▸ Your objective
Comb the records below for the string "Aufwandskonto" and copy each line where it turns up.

>> BEGIN Working data

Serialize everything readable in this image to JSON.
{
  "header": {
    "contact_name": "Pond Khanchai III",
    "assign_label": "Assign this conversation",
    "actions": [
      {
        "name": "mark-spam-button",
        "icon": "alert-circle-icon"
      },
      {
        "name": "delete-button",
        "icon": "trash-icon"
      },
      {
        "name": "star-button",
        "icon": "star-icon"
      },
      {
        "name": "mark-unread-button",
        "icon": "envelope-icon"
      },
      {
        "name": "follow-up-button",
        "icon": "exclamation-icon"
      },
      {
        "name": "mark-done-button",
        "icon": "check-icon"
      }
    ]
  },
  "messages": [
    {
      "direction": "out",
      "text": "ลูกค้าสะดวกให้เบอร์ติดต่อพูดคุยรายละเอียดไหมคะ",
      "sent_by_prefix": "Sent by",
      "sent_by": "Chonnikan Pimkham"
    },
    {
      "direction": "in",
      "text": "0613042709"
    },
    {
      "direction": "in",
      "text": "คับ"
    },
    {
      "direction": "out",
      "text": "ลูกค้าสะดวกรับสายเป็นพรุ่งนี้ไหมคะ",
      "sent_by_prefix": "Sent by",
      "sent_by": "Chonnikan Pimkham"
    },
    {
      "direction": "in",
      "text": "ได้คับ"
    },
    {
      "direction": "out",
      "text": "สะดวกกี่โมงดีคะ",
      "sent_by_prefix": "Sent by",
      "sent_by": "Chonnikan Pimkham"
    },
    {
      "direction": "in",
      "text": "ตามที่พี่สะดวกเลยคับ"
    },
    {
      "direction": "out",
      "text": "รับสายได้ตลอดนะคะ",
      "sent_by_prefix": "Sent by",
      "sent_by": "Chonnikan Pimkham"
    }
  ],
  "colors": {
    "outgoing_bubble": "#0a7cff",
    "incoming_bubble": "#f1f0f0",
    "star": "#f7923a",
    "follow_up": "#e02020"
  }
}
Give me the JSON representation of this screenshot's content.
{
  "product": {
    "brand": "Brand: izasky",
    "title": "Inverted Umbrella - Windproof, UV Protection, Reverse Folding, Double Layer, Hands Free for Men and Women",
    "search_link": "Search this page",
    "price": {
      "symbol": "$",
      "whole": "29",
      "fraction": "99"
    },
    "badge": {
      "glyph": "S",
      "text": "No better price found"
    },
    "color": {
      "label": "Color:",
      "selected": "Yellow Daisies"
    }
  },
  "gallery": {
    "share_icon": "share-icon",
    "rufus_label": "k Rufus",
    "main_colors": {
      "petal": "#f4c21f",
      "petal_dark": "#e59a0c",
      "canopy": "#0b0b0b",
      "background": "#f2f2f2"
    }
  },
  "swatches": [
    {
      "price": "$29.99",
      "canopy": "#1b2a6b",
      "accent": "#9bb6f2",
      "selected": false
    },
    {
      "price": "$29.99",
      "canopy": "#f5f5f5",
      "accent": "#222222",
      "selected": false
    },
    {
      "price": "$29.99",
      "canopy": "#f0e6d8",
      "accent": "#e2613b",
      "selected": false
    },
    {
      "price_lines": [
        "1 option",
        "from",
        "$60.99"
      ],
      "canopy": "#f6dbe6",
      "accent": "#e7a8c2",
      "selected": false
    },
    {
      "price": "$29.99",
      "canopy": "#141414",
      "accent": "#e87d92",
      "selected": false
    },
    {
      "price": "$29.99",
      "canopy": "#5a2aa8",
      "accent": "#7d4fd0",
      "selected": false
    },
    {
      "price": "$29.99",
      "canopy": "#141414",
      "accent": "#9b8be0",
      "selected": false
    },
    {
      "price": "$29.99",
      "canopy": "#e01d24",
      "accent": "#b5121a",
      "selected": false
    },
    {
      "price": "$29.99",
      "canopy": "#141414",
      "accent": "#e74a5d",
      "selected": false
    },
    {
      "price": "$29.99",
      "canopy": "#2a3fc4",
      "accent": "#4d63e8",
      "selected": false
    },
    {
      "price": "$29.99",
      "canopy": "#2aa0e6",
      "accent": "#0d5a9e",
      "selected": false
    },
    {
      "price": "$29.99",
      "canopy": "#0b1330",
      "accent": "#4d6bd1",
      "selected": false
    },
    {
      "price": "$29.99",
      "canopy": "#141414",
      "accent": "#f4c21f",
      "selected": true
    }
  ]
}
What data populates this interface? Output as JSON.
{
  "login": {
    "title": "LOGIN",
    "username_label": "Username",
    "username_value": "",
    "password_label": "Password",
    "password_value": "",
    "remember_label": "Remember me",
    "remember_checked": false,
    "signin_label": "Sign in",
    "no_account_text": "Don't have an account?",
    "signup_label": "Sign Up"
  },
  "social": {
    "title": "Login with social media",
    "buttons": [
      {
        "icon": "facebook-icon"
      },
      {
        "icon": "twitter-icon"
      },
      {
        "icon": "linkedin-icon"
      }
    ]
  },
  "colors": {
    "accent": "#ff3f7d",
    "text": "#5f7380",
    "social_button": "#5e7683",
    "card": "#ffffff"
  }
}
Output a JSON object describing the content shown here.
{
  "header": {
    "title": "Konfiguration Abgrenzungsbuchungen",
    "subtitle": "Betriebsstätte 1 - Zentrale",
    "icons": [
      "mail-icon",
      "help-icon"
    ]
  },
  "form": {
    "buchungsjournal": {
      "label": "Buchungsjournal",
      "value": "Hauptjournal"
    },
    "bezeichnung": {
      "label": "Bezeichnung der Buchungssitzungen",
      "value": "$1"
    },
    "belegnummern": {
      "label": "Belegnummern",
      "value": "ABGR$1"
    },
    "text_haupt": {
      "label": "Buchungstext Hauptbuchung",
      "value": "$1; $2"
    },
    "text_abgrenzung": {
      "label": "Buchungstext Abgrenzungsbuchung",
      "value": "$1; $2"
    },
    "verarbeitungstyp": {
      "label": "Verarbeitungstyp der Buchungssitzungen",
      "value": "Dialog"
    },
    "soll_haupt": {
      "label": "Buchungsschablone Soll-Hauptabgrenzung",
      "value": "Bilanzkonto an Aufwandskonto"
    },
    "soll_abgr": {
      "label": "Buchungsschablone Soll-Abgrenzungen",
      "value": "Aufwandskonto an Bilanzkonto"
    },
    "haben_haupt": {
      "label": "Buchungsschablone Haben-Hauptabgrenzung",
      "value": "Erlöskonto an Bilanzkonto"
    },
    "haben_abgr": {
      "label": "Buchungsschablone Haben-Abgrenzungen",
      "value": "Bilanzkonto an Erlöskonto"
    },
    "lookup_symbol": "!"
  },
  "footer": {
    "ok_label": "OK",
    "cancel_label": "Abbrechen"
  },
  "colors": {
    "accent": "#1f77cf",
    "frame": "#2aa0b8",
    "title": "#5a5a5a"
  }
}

>> END Working data

▸ Written answer
      "value": "Bilanzkonto an Aufwandskonto"
      "value": "Aufwandskonto an Bilanzkonto"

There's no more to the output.